◆ **INSTRUCTION**: Repeat all entries exactly.

•••••

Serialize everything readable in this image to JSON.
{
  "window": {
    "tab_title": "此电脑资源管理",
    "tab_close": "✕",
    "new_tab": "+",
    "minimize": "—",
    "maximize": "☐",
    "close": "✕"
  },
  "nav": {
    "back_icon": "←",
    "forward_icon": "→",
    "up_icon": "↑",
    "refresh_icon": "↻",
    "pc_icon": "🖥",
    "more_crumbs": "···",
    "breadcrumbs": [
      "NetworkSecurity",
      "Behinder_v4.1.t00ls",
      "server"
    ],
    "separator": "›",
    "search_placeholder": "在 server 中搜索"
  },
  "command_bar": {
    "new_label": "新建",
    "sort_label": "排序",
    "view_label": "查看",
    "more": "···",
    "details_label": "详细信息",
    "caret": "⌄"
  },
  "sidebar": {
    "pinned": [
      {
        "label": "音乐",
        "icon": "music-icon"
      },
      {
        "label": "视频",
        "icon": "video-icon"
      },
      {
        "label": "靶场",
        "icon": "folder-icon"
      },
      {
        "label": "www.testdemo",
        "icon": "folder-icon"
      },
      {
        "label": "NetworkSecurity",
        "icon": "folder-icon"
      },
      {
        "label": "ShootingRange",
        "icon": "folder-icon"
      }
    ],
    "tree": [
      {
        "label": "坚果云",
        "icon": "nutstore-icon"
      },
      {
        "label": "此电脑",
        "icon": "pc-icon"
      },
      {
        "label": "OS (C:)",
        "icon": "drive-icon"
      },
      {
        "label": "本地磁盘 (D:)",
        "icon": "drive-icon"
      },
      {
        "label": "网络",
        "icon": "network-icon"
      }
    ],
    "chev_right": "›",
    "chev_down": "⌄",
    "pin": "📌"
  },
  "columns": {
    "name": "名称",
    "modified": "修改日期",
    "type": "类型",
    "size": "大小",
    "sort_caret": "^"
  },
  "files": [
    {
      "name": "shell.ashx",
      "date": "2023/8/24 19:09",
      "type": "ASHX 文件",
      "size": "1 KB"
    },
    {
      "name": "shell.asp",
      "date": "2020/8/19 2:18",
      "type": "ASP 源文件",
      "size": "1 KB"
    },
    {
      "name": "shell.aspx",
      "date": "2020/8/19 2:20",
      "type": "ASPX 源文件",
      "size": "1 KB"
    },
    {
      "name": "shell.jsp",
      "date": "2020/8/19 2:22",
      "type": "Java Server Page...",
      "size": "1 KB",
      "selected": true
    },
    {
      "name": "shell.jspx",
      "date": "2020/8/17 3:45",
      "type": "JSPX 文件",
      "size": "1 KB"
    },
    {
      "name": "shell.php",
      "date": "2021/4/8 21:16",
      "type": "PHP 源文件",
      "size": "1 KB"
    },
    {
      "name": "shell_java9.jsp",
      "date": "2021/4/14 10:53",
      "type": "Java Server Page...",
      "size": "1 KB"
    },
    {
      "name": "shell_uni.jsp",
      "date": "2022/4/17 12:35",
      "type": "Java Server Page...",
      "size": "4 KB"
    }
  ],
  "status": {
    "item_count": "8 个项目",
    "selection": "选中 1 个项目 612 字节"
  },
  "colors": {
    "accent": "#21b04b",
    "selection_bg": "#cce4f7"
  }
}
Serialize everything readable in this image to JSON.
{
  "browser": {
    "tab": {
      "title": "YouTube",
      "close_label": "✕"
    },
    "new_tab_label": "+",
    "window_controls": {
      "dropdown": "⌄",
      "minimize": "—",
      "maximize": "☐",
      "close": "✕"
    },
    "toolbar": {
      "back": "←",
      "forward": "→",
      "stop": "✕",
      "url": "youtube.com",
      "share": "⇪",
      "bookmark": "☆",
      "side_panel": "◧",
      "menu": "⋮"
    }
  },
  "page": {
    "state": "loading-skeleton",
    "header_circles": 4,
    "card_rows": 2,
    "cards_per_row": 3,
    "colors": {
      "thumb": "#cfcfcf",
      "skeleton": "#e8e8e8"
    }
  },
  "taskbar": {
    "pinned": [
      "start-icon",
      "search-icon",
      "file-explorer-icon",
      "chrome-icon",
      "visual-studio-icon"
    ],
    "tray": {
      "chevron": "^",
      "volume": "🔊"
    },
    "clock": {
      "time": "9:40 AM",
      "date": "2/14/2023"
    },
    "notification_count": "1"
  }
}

•••••

◆ **FINISHED EXERCISE**:
Serialize everything readable in this image to JSON.
{
  "window": {
    "tab_title": "此电脑资源管理",
    "tab_close": "✕",
    "new_tab": "+",
    "minimize": "—",
    "maximize": "☐",
    "close": "✕"
  },
  "nav": {
    "back_icon": "←",
    "forward_icon": "→",
    "up_icon": "↑",
    "refresh_icon": "↻",
    "pc_icon": "🖥",
    "more_crumbs": "···",
    "breadcrumbs": [
      "NetworkSecurity",
      "Behinder_v4.1.t00ls",
      "server"
    ],
    "separator": "›",
    "search_placeholder": "在 server 中搜索"
  },
  "command_bar": {
    "new_label": "新建",
    "sort_label": "排序",
    "view_label": "查看",
    "more": "···",
    "details_label": "详细信息",
    "caret": "⌄"
  },
  "sidebar": {
    "pinned": [
      {
        "label": "音乐",
        "icon": "music-icon"
      },
      {
        "label": "视频",
        "icon": "video-icon"
      },
      {
        "label": "靶场",
        "icon": "folder-icon"
      },
      {
        "label": "www.testdemo",
        "icon": "folder-icon"
      },
      {
        "label": "NetworkSecurity",
        "icon": "folder-icon"
      },
      {
        "label": "ShootingRange",
        "icon": "folder-icon"
      }
    ],
    "tree": [
      {
        "label": "坚果云",
        "icon": "nutstore-icon"
      },
      {
        "label": "此电脑",
        "icon": "pc-icon"
      },
      {
        "label": "OS (C:)",
        "icon": "drive-icon"
      },
      {
        "label": "本地磁盘 (D:)",
        "icon": "drive-icon"
      },
      {
        "label": "网络",
        "icon": "network-icon"
      }
    ],
    "chev_right": "›",
    "chev_down": "⌄",
    "pin": "📌"
  },
  "columns": {
    "name": "名称",
    "modified": "修改日期",
    "type": "类型",
    "size": "大小",
    "sort_caret": "^"
  },
  "files": [
    {
      "name": "shell.ashx",
      "date": "2023/8/24 19:09",
      "type": "ASHX 文件",
      "size": "1 KB"
    },
    {
      "name": "shell.asp",
      "date": "2020/8/19 2:18",
      "type": "ASP 源文件",
      "size": "1 KB"
    },
    {
      "name": "shell.aspx",
      "date": "2020/8/19 2:20",
      "type": "ASPX 源文件",
      "size": "1 KB"
    },
    {
      "name": "shell.jsp",
      "date": "2020/8/19 2:22",
      "type": "Java Server Page...",
      "size": "1 KB",
      "selected": true
    },
    {
      "name": "shell.jspx",
      "date": "2020/8/17 3:45",
      "type": "JSPX 文件",
      "size": "1 KB"
    },
    {
      "name": "shell.php",
      "date": "2021/4/8 21:16",
      "type": "PHP 源文件",
      "size": "1 KB"
    },
    {
      "name": "shell_java9.jsp",
      "date": "2021/4/14 10:53",
      "type": "Java Server Page...",
      "size": "1 KB"
    },
    {
      "name": "shell_uni.jsp",
      "date": "2022/4/17 12:35",
      "type": "Java Server Page...",
      "size": "4 KB"
    }
  ],
  "status": {
    "item_count": "8 个项目",
    "selection": "选中 1 个项目 612 字节"
  },
  "colors": {
    "accent": "#21b04b",
    "selection_bg": "#cce4f7"
  }
}
Serialize everything readable in this image to JSON.
{
  "browser": {
    "tab": {
      "title": "YouTube",
      "close_label": "✕"
    },
    "new_tab_label": "+",
    "window_controls": {
      "dropdown": "⌄",
      "minimize": "—",
      "maximize": "☐",
      "close": "✕"
    },
    "toolbar": {
      "back": "←",
      "forward": "→",
      "stop": "✕",
      "url": "youtube.com",
      "share": "⇪",
      "bookmark": "☆",
      "side_panel": "◧",
      "menu": "⋮"
    }
  },
  "page": {
    "state": "loading-skeleton",
    "header_circles": 4,
    "card_rows": 2,
    "cards_per_row": 3,
    "colors": {
      "thumb": "#cfcfcf",
      "skeleton": "#e8e8e8"
    }
  },
  "taskbar": {
    "pinned": [
      "start-icon",
      "search-icon",
      "file-explorer-icon",
      "chrome-icon",
      "visual-studio-icon"
    ],
    "tray": {
      "chevron": "^",
      "volume": "🔊"
    },
    "clock": {
      "time": "9:40 AM",
      "date": "2/14/2023"
    },
    "notification_count": "1"
  }
}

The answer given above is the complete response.